* Task details: Provide nothing beyond the count of lines that include the string "title".

══ Entries provided

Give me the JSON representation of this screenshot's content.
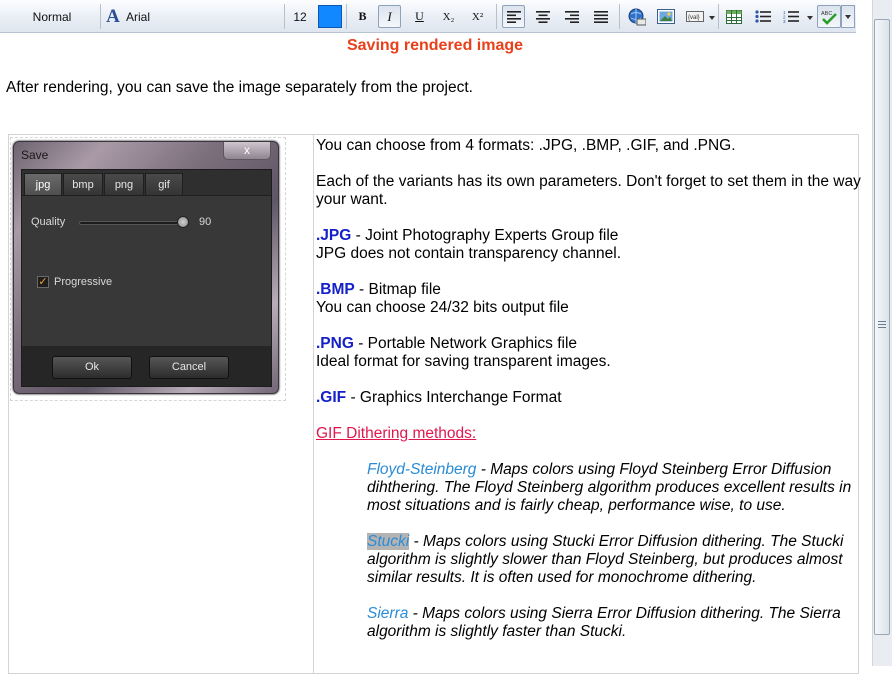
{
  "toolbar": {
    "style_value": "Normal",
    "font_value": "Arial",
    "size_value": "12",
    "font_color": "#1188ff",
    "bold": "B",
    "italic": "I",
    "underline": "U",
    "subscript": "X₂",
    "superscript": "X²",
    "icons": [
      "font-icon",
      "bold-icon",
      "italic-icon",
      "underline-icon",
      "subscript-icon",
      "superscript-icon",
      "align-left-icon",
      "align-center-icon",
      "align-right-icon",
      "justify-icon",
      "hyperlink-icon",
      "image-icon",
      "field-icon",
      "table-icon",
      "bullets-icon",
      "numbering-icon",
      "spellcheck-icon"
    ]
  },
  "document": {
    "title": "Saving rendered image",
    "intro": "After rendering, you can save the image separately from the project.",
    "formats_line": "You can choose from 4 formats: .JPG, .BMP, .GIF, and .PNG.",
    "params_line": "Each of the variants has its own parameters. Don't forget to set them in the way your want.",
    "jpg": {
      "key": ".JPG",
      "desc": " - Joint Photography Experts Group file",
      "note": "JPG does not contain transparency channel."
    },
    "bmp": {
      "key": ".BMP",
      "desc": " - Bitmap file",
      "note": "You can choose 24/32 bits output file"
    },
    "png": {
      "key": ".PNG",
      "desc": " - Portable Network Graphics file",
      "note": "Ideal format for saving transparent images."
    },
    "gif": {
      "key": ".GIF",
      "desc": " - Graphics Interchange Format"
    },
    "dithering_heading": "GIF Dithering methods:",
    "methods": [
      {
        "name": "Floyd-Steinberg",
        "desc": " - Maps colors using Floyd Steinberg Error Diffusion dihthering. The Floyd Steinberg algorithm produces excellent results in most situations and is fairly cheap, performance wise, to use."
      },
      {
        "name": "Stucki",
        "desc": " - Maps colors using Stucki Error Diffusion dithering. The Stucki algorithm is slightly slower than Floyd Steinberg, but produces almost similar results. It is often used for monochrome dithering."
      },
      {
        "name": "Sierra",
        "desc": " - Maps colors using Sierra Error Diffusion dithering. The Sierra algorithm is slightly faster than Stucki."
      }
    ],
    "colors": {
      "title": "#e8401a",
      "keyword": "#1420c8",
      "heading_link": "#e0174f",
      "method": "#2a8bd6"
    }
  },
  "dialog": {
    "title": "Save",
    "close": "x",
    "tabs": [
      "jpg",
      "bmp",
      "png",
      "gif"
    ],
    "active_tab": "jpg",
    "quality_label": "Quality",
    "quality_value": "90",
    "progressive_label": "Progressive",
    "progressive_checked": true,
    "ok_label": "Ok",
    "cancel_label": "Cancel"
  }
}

════
══ Entries provided

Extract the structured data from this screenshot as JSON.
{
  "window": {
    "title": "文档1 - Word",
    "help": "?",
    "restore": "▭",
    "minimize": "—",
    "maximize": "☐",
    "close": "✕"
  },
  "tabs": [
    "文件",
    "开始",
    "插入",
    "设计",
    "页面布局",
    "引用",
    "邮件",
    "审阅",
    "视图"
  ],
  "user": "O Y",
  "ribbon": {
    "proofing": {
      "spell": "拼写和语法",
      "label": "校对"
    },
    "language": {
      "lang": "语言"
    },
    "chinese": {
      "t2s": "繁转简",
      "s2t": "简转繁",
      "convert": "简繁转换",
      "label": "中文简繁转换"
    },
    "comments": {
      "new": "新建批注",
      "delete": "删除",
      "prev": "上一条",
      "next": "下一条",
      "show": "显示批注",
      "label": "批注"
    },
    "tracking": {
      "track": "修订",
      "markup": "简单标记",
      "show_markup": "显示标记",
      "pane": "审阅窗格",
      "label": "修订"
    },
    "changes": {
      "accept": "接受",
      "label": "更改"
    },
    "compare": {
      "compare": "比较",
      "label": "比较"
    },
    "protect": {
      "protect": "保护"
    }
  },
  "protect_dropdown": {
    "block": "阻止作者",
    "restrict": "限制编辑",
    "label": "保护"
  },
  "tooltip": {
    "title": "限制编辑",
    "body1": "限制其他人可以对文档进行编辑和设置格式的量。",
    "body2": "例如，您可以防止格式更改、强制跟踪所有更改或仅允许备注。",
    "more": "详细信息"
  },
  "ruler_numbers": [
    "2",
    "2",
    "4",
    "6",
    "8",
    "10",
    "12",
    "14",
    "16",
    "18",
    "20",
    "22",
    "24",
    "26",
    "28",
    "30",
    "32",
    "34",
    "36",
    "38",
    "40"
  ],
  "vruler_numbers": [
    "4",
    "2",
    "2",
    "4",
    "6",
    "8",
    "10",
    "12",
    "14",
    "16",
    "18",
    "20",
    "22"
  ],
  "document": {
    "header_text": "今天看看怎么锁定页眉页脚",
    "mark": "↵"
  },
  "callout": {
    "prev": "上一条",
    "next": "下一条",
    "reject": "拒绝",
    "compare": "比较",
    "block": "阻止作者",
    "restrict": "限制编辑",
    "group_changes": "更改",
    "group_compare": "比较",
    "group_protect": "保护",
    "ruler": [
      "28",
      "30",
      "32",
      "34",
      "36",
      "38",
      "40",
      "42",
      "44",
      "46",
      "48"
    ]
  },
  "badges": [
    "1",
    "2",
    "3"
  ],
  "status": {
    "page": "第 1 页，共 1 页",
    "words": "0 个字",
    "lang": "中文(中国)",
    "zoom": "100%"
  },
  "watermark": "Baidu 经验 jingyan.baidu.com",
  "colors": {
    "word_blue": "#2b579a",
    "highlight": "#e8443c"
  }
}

════
══ Entries provided

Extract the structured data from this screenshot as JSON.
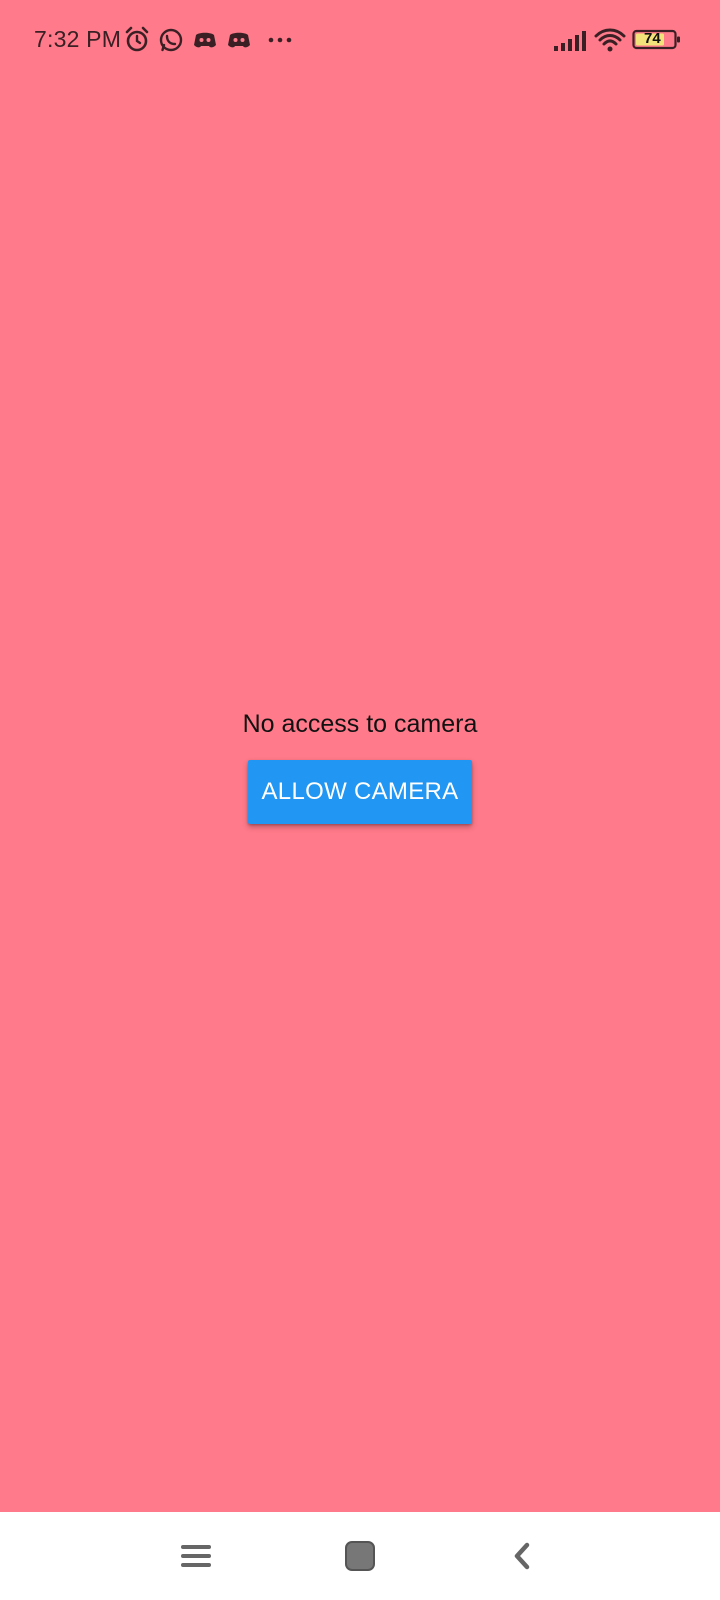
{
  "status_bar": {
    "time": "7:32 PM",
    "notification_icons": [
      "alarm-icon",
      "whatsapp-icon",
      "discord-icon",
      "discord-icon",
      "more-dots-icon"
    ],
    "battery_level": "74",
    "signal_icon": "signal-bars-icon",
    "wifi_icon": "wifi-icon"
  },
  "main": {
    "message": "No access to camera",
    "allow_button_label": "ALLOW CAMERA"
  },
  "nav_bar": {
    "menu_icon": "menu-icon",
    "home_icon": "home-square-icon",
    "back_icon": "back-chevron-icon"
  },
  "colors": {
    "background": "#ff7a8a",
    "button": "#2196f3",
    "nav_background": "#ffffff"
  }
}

════

* Problem solution: 5